The problem
Collect every line that includes the string "ANZSIC".

----------

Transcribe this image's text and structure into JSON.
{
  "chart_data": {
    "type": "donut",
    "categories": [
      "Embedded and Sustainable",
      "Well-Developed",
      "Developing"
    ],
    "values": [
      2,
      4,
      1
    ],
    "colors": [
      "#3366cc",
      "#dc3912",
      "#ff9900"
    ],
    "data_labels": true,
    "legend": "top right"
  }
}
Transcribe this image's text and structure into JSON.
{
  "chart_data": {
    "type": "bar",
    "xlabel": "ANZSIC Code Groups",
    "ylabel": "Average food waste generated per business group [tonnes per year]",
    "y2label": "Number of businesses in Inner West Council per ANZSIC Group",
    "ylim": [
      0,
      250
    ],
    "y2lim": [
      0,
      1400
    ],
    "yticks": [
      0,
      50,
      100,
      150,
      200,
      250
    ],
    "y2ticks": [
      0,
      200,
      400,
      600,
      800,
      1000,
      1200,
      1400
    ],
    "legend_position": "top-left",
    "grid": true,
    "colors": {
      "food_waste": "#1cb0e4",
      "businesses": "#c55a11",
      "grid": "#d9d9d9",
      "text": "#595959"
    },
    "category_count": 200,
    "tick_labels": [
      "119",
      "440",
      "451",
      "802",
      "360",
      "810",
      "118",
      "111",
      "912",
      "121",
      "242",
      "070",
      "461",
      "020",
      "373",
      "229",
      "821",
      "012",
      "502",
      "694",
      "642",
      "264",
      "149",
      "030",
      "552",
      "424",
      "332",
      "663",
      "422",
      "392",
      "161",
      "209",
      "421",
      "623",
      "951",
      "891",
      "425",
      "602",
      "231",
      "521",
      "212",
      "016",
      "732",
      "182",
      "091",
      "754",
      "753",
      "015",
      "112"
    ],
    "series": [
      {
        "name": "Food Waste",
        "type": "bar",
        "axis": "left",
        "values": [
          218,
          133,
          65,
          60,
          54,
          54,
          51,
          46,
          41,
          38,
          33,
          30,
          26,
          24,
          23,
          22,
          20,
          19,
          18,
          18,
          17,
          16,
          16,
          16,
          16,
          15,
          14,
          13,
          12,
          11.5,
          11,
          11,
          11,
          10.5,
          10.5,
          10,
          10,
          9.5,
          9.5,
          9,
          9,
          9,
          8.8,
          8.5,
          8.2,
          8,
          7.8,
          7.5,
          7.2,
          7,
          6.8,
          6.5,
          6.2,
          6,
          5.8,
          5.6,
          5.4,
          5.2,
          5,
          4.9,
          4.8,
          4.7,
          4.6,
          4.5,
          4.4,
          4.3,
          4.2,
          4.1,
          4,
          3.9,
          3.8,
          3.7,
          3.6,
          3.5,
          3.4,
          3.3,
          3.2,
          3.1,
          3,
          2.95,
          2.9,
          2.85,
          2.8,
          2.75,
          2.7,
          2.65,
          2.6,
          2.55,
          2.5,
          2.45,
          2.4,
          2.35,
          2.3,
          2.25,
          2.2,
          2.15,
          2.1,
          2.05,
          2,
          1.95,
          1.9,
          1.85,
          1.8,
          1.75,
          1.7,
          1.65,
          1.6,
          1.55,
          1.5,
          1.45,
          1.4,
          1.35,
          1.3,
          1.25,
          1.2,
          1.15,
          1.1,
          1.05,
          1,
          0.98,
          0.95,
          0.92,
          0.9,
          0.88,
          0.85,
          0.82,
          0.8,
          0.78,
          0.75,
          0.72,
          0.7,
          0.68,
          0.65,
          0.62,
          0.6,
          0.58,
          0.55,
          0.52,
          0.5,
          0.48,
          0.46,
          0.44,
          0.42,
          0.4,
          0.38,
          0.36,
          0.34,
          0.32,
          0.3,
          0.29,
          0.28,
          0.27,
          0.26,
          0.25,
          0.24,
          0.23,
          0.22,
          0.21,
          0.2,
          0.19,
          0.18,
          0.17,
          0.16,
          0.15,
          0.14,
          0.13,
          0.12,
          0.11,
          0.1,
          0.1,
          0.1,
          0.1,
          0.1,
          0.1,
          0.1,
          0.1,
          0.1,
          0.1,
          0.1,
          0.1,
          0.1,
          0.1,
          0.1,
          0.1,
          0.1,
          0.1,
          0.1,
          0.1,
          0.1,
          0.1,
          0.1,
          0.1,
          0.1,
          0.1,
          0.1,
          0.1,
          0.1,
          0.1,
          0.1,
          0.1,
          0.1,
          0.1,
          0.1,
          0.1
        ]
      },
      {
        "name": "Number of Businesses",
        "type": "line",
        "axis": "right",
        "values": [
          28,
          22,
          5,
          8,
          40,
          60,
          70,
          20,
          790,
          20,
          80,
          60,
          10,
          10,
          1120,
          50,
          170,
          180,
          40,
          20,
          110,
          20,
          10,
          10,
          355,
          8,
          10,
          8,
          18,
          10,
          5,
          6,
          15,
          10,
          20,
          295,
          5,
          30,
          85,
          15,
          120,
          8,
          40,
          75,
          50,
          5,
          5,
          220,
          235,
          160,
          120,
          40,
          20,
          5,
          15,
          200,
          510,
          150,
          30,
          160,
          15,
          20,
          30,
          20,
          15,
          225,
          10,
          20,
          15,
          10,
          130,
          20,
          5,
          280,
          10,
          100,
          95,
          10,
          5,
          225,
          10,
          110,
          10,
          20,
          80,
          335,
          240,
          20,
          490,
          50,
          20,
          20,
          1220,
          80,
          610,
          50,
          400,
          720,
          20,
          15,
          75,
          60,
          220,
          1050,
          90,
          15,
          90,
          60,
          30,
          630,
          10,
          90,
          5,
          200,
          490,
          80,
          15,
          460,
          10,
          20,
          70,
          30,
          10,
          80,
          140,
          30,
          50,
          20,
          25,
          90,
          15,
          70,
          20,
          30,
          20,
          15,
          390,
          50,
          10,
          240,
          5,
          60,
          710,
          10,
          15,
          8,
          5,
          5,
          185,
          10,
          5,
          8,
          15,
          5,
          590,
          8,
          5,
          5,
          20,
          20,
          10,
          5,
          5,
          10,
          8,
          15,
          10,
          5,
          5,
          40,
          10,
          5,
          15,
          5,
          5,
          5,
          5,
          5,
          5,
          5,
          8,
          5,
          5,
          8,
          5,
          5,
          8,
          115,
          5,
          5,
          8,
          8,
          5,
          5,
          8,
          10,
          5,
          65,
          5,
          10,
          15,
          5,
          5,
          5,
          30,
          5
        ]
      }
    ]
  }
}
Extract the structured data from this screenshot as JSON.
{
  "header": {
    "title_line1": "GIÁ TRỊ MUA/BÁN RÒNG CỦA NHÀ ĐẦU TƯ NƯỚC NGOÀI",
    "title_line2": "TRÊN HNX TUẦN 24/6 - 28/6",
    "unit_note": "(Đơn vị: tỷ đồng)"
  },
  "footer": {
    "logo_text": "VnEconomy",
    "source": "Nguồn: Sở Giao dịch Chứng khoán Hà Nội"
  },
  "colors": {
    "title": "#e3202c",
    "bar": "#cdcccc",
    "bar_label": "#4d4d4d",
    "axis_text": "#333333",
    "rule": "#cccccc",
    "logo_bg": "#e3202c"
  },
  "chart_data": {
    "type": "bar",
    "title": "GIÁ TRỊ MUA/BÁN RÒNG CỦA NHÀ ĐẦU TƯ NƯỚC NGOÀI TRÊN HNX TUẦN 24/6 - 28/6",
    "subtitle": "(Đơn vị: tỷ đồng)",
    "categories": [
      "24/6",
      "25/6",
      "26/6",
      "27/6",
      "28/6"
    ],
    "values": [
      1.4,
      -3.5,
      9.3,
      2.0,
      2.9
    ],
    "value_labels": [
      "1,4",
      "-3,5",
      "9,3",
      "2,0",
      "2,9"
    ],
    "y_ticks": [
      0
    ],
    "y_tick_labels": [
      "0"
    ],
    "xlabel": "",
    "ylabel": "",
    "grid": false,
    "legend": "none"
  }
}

----------

Reply to the task
    "xlabel": "ANZSIC Code Groups",
    "y2label": "Number of businesses in Inner West Council per ANZSIC Group",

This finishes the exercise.